Exactly as written, please set down all of the entries again, with no pictures.

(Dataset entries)
--- Begin ---

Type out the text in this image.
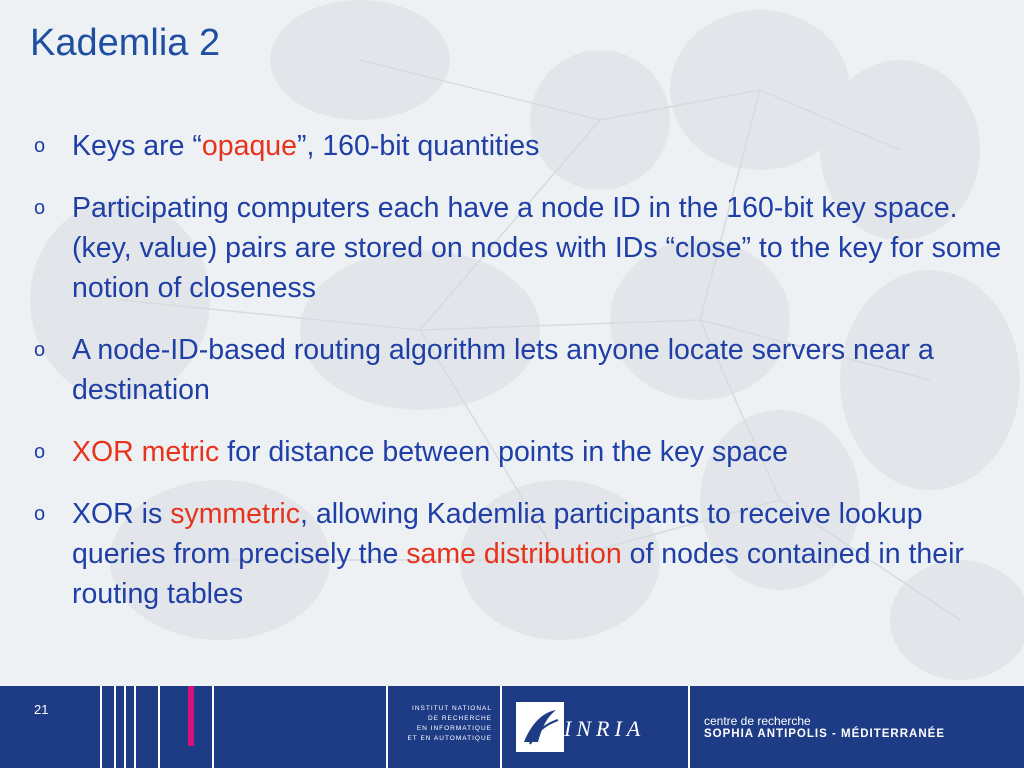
Kademlia 2
o Keys are “opaque”, 160-bit quantities
o Participating computers each have a node ID in the 160-bit key space. (key, value) pairs are stored on nodes with IDs “close” to the key for some notion of closeness
o A node-ID-based routing algorithm lets anyone locate servers near a destination
o XOR metric for distance between points in the key space
o XOR is symmetric, allowing Kademlia participants to receive lookup queries from precisely the same distribution of nodes contained in their routing tables
21	INSTITUT NATIONAL
DE RECHERCHE
EN INFORMATIQUE
ET EN AUTOMATIQUE	INRIA	centre de recherche
SOPHIA ANTIPOLIS - MÉDITERRANÉE
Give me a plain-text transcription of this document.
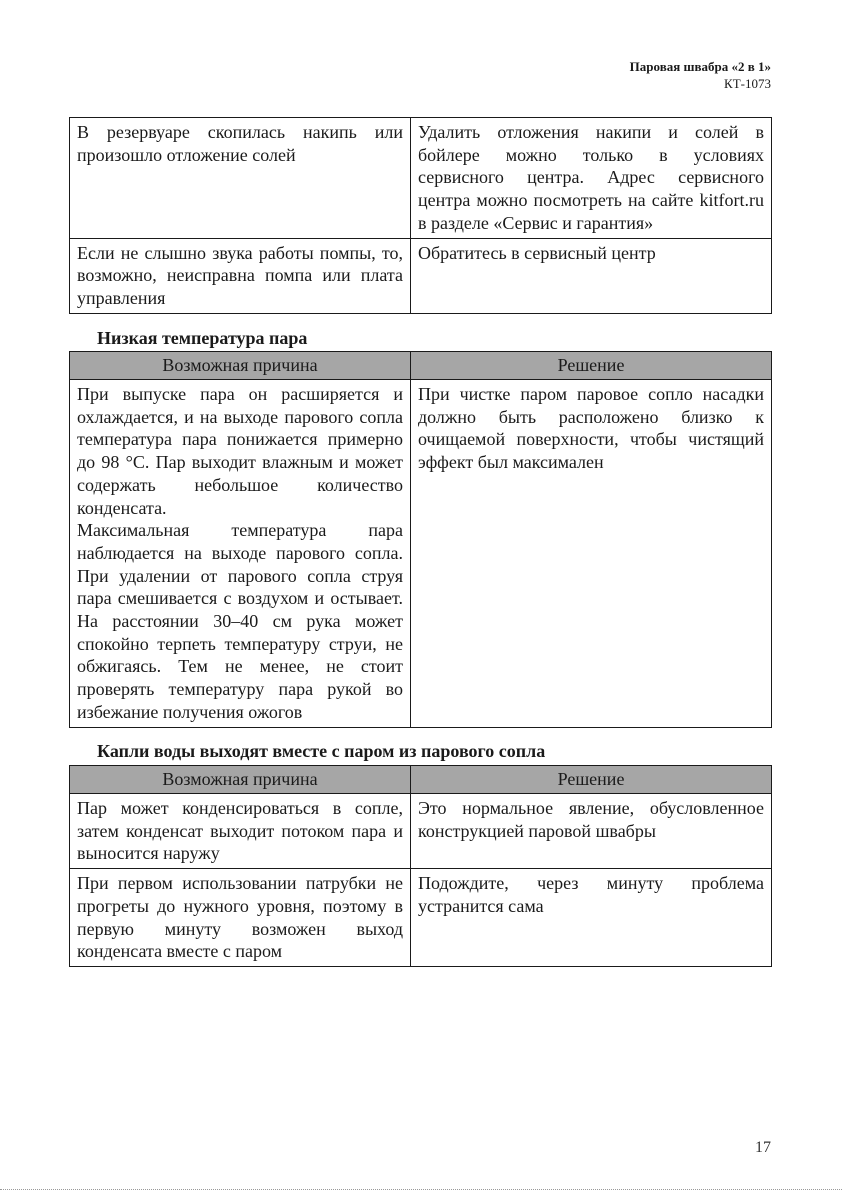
Паровая швабра «2 в 1»
КТ-1073
В резервуаре скопилась накипь или произошло отложение солей	Удалить отложения накипи и солей в бойлере можно только в условиях сервисного центра. Адрес сервисного центра можно посмотреть на сайте kitfort.ru в разделе «Сервис и гарантия»
Если не слышно звука работы помпы, то, возможно, неисправна помпа или плата управления	Обратитесь в сервисный центр
Низкая температура пара
Возможная причина	Решение

При выпуске пара он расширяется и охлаждается, и на выходе парового сопла температура пара понижается примерно до 98 °С. Пар выходит влажным и может содержать небольшое количество конденсата.
Максимальная температура пара наблюдается на выходе парового сопла. При удалении от парового сопла струя пара смешивается с воздухом и остывает. На расстоянии 30–40 см рука может спокойно терпеть температуру струи, не обжигаясь. Тем не менее, не стоит проверять температуру пара рукой во избежание получения ожогов	При чистке паром паровое сопло насадки должно быть расположено близко к очищаемой поверхности, чтобы чистящий эффект был максимален
Капли воды выходят вместе с паром из парового сопла
Возможная причина	Решение
Пар может конденсироваться в сопле, затем конденсат выходит потоком пара и выносится наружу	Это нормальное явление, обусловленное конструкцией паровой швабры
При первом использовании патрубки не прогреты до нужного уровня, поэтому в первую минуту возможен выход конденсата вместе с паром	Подождите, через минуту проблема устранится сама
17
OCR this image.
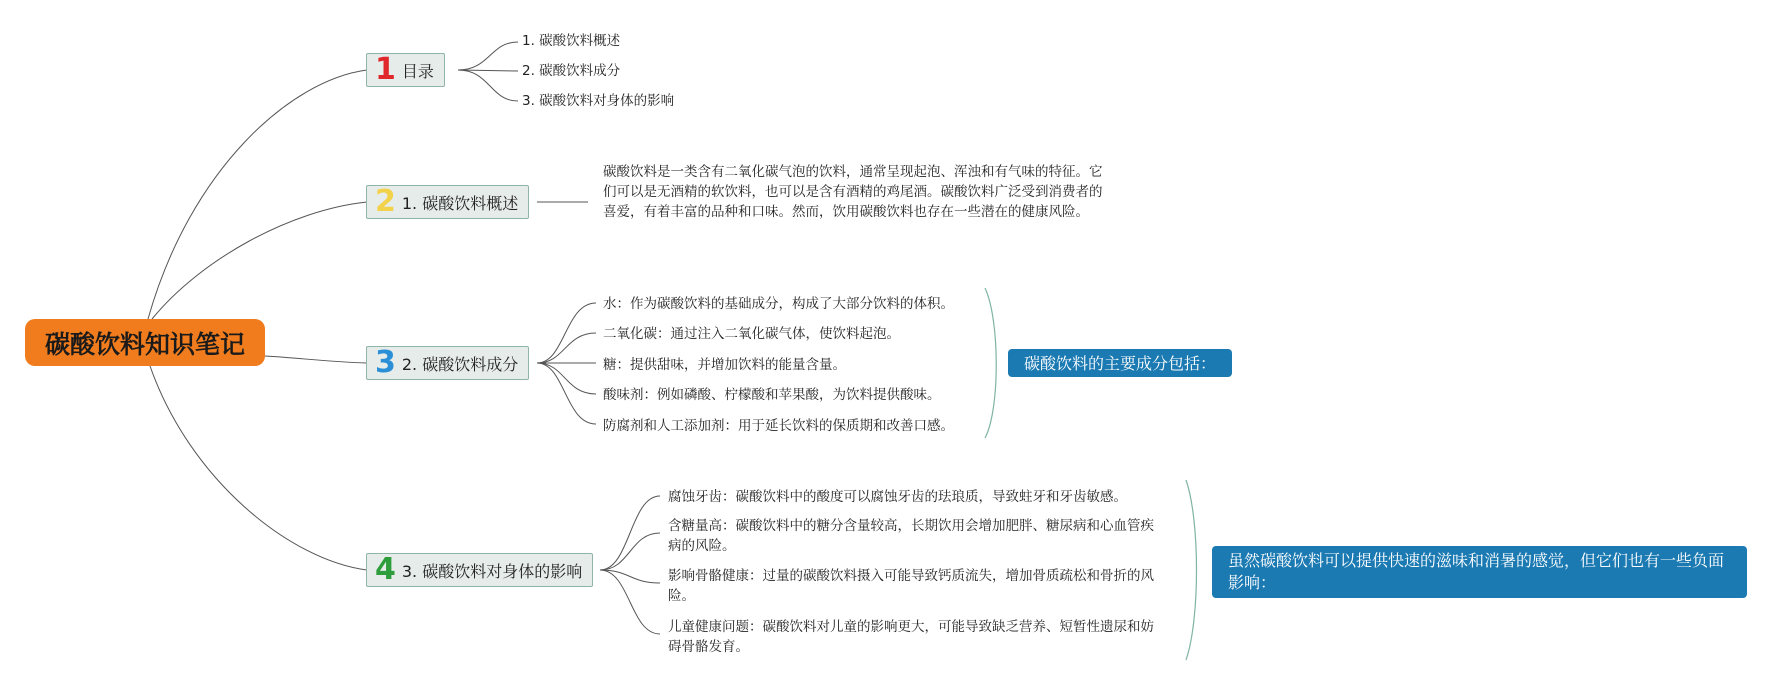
碳酸饮料知识笔记
1 目录
2 1. 碳酸饮料概述
3 2. 碳酸饮料成分
4 3. 碳酸饮料对身体的影响
1. 碳酸饮料概述
2. 碳酸饮料成分
3. 碳酸饮料对身体的影响
碳酸饮料是一类含有二氧化碳气泡的饮料，通常呈现起泡、浑浊和有气味的特征。它们可以是无酒精的软饮料，也可以是含有酒精的鸡尾酒。碳酸饮料广泛受到消费者的喜爱，有着丰富的品种和口味。然而，饮用碳酸饮料也存在一些潜在的健康风险。
水：作为碳酸饮料的基础成分，构成了大部分饮料的体积。
二氧化碳：通过注入二氧化碳气体，使饮料起泡。
糖：提供甜味，并增加饮料的能量含量。
酸味剂：例如磷酸、柠檬酸和苹果酸，为饮料提供酸味。
防腐剂和人工添加剂：用于延长饮料的保质期和改善口感。
碳酸饮料的主要成分包括：
腐蚀牙齿：碳酸饮料中的酸度可以腐蚀牙齿的珐琅质，导致蛀牙和牙齿敏感。
含糖量高：碳酸饮料中的糖分含量较高，长期饮用会增加肥胖、糖尿病和心血管疾病的风险。
影响骨骼健康：过量的碳酸饮料摄入可能导致钙质流失，增加骨质疏松和骨折的风险。
儿童健康问题：碳酸饮料对儿童的影响更大，可能导致缺乏营养、短暂性遗尿和妨碍骨骼发育。
虽然碳酸饮料可以提供快速的滋味和消暑的感觉，但它们也有一些负面影响：
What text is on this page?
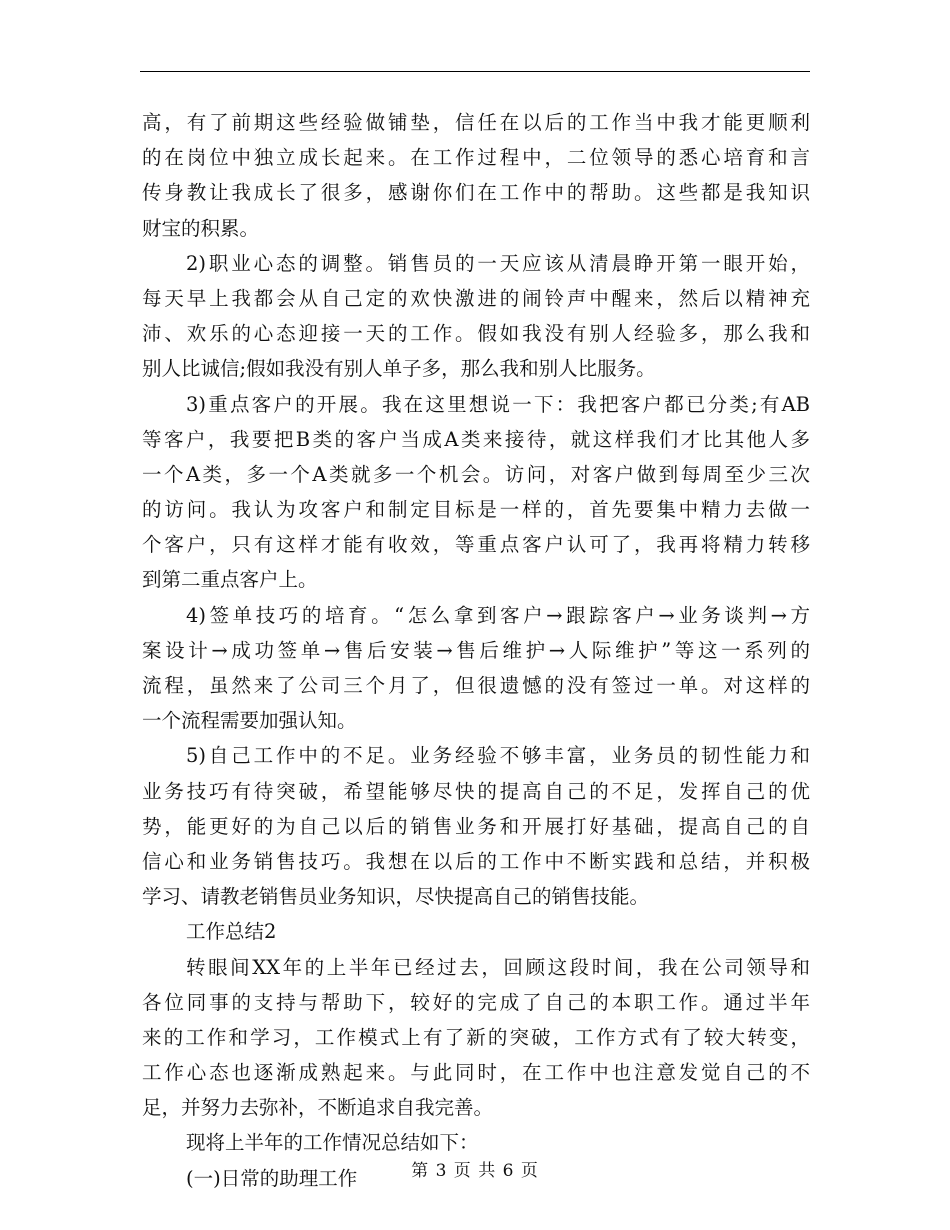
高，有了前期这些经验做铺垫，信任在以后的工作当中我才能更顺利
的在岗位中独立成长起来。在工作过程中，二位领导的悉心培育和言
传身教让我成长了很多，感谢你们在工作中的帮助。这些都是我知识
财宝的积累。
2)职业心态的调整。销售员的一天应该从清晨睁开第一眼开始，
每天早上我都会从自己定的欢快激进的闹铃声中醒来，然后以精神充
沛、欢乐的心态迎接一天的工作。假如我没有别人经验多，那么我和
别人比诚信;假如我没有别人单子多，那么我和别人比服务。
3)重点客户的开展。我在这里想说一下：我把客户都已分类;有AB
等客户，我要把B类的客户当成A类来接待，就这样我们才比其他人多
一个A类，多一个A类就多一个机会。访问，对客户做到每周至少三次
的访问。我认为攻客户和制定目标是一样的，首先要集中精力去做一
个客户，只有这样才能有收效，等重点客户认可了，我再将精力转移
到第二重点客户上。
4)签单技巧的培育。“怎么拿到客户→跟踪客户→业务谈判→方
案设计→成功签单→售后安装→售后维护→人际维护”等这一系列的
流程，虽然来了公司三个月了，但很遗憾的没有签过一单。对这样的
一个流程需要加强认知。
5)自己工作中的不足。业务经验不够丰富，业务员的韧性能力和
业务技巧有待突破，希望能够尽快的提高自己的不足，发挥自己的优
势，能更好的为自己以后的销售业务和开展打好基础，提高自己的自
信心和业务销售技巧。我想在以后的工作中不断实践和总结，并积极
学习、请教老销售员业务知识，尽快提高自己的销售技能。
工作总结2
转眼间XX年的上半年已经过去，回顾这段时间，我在公司领导和
各位同事的支持与帮助下，较好的完成了自己的本职工作。通过半年
来的工作和学习，工作模式上有了新的突破，工作方式有了较大转变，
工作心态也逐渐成熟起来。与此同时，在工作中也注意发觉自己的不
足，并努力去弥补，不断追求自我完善。
现将上半年的工作情况总结如下：
(一)日常的助理工作	第 3 页 共 6 页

--- End ---

→ **Complete output**
Type out the text in this image.
Kademlia 2
o Keys are “opaque”, 160-bit quantities
o Participating computers each have a node ID in the 160-bit key space. (key, value) pairs are stored on nodes with IDs “close” to the key for some notion of closeness
o A node-ID-based routing algorithm lets anyone locate servers near a destination
o XOR metric for distance between points in the key space
o XOR is symmetric, allowing Kademlia participants to receive lookup queries from precisely the same distribution of nodes contained in their routing tables
21	INSTITUT NATIONAL
DE RECHERCHE
EN INFORMATIQUE
ET EN AUTOMATIQUE	INRIA	centre de recherche
SOPHIA ANTIPOLIS - MÉDITERRANÉE
Give me a plain-text transcription of this document.
Паровая швабра «2 в 1»
КТ-1073
В резервуаре скопилась накипь или произошло отложение солей	Удалить отложения накипи и солей в бойлере можно только в условиях сервисного центра. Адрес сервисного центра можно посмотреть на сайте kitfort.ru в разделе «Сервис и гарантия»
Если не слышно звука работы помпы, то, возможно, неисправна помпа или плата управления	Обратитесь в сервисный центр
Низкая температура пара
Возможная причина	Решение

При выпуске пара он расширяется и охлаждается, и на выходе парового сопла температура пара понижается примерно до 98 °С. Пар выходит влажным и может содержать небольшое количество конденсата.
Максимальная температура пара наблюдается на выходе парового сопла. При удалении от парового сопла струя пара смешивается с воздухом и остывает. На расстоянии 30–40 см рука может спокойно терпеть температуру струи, не обжигаясь. Тем не менее, не стоит проверять температуру пара рукой во избежание получения ожогов	При чистке паром паровое сопло насадки должно быть расположено близко к очищаемой поверхности, чтобы чистящий эффект был максимален
Капли воды выходят вместе с паром из парового сопла
Возможная причина	Решение
Пар может конденсироваться в сопле, затем конденсат выходит потоком пара и выносится наружу	Это нормальное явление, обусловленное конструкцией паровой швабры
При первом использовании патрубки не прогреты до нужного уровня, поэтому в первую минуту возможен выход конденсата вместе с паром	Подождите, через минуту проблема устранится сама
17
OCR this image.
碳酸饮料知识笔记
1 目录
2 1. 碳酸饮料概述
3 2. 碳酸饮料成分
4 3. 碳酸饮料对身体的影响
1. 碳酸饮料概述
2. 碳酸饮料成分
3. 碳酸饮料对身体的影响
碳酸饮料是一类含有二氧化碳气泡的饮料，通常呈现起泡、浑浊和有气味的特征。它们可以是无酒精的软饮料，也可以是含有酒精的鸡尾酒。碳酸饮料广泛受到消费者的喜爱，有着丰富的品种和口味。然而，饮用碳酸饮料也存在一些潜在的健康风险。
水：作为碳酸饮料的基础成分，构成了大部分饮料的体积。
二氧化碳：通过注入二氧化碳气体，使饮料起泡。
糖：提供甜味，并增加饮料的能量含量。
酸味剂：例如磷酸、柠檬酸和苹果酸，为饮料提供酸味。
防腐剂和人工添加剂：用于延长饮料的保质期和改善口感。
碳酸饮料的主要成分包括：
腐蚀牙齿：碳酸饮料中的酸度可以腐蚀牙齿的珐琅质，导致蛀牙和牙齿敏感。
含糖量高：碳酸饮料中的糖分含量较高，长期饮用会增加肥胖、糖尿病和心血管疾病的风险。
影响骨骼健康：过量的碳酸饮料摄入可能导致钙质流失，增加骨质疏松和骨折的风险。
儿童健康问题：碳酸饮料对儿童的影响更大，可能导致缺乏营养、短暂性遗尿和妨碍骨骼发育。
虽然碳酸饮料可以提供快速的滋味和消暑的感觉，但它们也有一些负面影响：
What text is on this page?
高，有了前期这些经验做铺垫，信任在以后的工作当中我才能更顺利
的在岗位中独立成长起来。在工作过程中，二位领导的悉心培育和言
传身教让我成长了很多，感谢你们在工作中的帮助。这些都是我知识
财宝的积累。
2)职业心态的调整。销售员的一天应该从清晨睁开第一眼开始，
每天早上我都会从自己定的欢快激进的闹铃声中醒来，然后以精神充
沛、欢乐的心态迎接一天的工作。假如我没有别人经验多，那么我和
别人比诚信;假如我没有别人单子多，那么我和别人比服务。
3)重点客户的开展。我在这里想说一下：我把客户都已分类;有AB
等客户，我要把B类的客户当成A类来接待，就这样我们才比其他人多
一个A类，多一个A类就多一个机会。访问，对客户做到每周至少三次
的访问。我认为攻客户和制定目标是一样的，首先要集中精力去做一
个客户，只有这样才能有收效，等重点客户认可了，我再将精力转移
到第二重点客户上。
4)签单技巧的培育。“怎么拿到客户→跟踪客户→业务谈判→方
案设计→成功签单→售后安装→售后维护→人际维护”等这一系列的
流程，虽然来了公司三个月了，但很遗憾的没有签过一单。对这样的
一个流程需要加强认知。
5)自己工作中的不足。业务经验不够丰富，业务员的韧性能力和
业务技巧有待突破，希望能够尽快的提高自己的不足，发挥自己的优
势，能更好的为自己以后的销售业务和开展打好基础，提高自己的自
信心和业务销售技巧。我想在以后的工作中不断实践和总结，并积极
学习、请教老销售员业务知识，尽快提高自己的销售技能。
工作总结2
转眼间XX年的上半年已经过去，回顾这段时间，我在公司领导和
各位同事的支持与帮助下，较好的完成了自己的本职工作。通过半年
来的工作和学习，工作模式上有了新的突破，工作方式有了较大转变，
工作心态也逐渐成熟起来。与此同时，在工作中也注意发觉自己的不
足，并努力去弥补，不断追求自我完善。
现将上半年的工作情况总结如下：
(一)日常的助理工作	第 3 页 共 6 页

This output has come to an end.